The problem: Lines containing the word "вортексного" should be extracted in full.

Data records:

* BEGIN *

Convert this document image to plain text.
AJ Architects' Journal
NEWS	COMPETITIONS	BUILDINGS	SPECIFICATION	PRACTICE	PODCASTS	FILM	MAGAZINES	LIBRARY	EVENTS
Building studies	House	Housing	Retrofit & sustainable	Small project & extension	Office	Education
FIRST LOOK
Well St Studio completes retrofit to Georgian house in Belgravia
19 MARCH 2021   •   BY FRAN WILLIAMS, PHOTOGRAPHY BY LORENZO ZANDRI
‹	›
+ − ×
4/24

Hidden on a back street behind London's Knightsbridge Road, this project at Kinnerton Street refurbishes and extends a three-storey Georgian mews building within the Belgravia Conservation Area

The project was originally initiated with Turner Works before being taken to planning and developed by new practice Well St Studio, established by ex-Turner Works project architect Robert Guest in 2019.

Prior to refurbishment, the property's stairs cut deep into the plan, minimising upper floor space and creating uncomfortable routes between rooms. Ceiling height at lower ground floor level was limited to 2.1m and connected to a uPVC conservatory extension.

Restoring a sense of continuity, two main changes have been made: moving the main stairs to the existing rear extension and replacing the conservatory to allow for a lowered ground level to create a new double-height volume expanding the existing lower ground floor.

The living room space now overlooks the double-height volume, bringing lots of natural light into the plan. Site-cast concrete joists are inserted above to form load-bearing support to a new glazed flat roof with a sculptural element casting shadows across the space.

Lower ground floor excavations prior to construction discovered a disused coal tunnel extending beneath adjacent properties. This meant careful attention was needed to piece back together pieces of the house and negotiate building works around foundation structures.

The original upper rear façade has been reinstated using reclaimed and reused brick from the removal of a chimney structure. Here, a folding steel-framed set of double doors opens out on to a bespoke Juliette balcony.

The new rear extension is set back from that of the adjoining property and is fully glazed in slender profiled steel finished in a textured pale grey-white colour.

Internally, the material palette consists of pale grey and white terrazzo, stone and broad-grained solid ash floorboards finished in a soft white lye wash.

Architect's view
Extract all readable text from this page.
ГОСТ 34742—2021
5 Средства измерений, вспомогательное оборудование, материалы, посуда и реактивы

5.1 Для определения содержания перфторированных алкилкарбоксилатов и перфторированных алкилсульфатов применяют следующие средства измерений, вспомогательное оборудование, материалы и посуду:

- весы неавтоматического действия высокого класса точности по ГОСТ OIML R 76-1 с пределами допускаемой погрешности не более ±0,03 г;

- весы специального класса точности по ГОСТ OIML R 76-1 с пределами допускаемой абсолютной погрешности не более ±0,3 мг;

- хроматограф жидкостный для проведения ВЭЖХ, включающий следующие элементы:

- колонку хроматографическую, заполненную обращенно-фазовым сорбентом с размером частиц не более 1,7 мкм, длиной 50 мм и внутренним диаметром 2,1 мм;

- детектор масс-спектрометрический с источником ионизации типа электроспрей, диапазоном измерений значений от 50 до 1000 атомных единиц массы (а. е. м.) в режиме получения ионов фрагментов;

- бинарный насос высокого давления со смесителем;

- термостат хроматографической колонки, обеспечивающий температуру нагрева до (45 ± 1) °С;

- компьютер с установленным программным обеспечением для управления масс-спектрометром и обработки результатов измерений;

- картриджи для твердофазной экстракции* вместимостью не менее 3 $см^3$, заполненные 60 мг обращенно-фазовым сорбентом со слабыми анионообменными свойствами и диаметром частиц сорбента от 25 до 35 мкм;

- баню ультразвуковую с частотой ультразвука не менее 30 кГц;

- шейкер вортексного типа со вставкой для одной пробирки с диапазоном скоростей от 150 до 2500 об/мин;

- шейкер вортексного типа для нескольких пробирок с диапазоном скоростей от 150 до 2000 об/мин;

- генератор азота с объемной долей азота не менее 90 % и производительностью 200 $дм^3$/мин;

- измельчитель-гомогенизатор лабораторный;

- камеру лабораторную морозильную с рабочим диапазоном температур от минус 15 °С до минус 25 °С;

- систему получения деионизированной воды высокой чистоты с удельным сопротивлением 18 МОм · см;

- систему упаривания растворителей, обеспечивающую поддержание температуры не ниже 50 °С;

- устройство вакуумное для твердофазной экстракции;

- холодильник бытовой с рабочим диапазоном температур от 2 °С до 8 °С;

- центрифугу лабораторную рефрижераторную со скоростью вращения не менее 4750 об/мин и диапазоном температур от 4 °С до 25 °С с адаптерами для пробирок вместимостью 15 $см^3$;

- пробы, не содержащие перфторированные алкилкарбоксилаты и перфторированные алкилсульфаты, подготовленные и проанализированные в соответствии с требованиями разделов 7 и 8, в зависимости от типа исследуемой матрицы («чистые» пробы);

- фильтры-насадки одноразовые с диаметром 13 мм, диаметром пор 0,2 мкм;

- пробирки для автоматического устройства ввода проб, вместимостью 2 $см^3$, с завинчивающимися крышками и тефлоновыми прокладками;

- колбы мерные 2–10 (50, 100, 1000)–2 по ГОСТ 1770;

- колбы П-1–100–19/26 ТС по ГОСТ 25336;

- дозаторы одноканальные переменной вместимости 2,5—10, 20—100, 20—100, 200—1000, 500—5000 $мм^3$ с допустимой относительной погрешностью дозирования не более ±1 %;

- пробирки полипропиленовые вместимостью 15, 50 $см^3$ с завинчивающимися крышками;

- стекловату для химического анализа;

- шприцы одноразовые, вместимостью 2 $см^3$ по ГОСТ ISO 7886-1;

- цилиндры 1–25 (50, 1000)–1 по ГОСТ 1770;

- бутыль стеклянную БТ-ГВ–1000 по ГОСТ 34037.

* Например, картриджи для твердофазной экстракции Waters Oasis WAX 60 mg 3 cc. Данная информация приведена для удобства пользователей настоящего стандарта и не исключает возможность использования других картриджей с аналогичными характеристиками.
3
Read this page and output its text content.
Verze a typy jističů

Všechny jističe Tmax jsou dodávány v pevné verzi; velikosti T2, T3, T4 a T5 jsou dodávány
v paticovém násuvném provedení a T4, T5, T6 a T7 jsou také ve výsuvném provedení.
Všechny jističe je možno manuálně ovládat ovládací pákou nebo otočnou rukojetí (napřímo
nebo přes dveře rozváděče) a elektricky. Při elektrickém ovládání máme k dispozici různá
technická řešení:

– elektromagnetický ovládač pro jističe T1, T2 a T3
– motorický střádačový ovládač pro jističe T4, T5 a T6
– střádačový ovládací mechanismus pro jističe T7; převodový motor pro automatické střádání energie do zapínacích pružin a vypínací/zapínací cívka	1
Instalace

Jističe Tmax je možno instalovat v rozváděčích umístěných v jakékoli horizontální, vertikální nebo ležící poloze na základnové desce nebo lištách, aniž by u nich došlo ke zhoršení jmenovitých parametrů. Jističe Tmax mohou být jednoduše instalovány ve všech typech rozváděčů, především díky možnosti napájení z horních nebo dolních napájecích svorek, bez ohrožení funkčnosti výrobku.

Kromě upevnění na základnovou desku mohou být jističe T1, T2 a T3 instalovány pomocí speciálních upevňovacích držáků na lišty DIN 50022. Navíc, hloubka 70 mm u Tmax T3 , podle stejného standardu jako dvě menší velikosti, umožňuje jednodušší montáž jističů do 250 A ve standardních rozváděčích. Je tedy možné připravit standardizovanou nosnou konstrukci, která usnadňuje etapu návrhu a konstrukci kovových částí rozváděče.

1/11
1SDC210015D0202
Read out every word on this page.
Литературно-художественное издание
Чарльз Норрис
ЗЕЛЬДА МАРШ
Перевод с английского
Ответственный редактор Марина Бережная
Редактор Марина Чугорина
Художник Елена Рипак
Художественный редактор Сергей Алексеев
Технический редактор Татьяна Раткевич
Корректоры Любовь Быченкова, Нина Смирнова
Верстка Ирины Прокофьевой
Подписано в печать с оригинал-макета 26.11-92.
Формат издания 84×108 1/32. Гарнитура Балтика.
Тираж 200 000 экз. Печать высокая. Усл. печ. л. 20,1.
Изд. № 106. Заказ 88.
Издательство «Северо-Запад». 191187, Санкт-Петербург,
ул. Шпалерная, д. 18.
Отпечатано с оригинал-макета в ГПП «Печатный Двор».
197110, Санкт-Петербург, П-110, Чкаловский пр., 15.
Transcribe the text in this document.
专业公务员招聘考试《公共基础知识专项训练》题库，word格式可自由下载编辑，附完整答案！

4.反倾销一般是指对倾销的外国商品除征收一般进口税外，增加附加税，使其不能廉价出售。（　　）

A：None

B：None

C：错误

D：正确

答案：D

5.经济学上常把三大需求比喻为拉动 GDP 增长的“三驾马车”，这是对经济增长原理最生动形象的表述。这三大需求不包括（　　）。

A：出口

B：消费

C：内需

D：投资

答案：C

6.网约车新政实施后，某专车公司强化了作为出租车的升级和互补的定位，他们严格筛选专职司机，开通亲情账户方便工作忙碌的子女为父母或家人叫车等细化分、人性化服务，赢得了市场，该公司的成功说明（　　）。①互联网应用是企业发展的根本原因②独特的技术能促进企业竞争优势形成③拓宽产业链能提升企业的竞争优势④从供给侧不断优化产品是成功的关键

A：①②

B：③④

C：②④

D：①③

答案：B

* END *

Output of the exercise:
- шейкер вортексного типа со вставкой для одной пробирки с диапазоном скоростей от 150 до 2500 об/мин;
- шейкер вортексного типа для нескольких пробирок с диапазоном скоростей от 150 до 2000 об/мин;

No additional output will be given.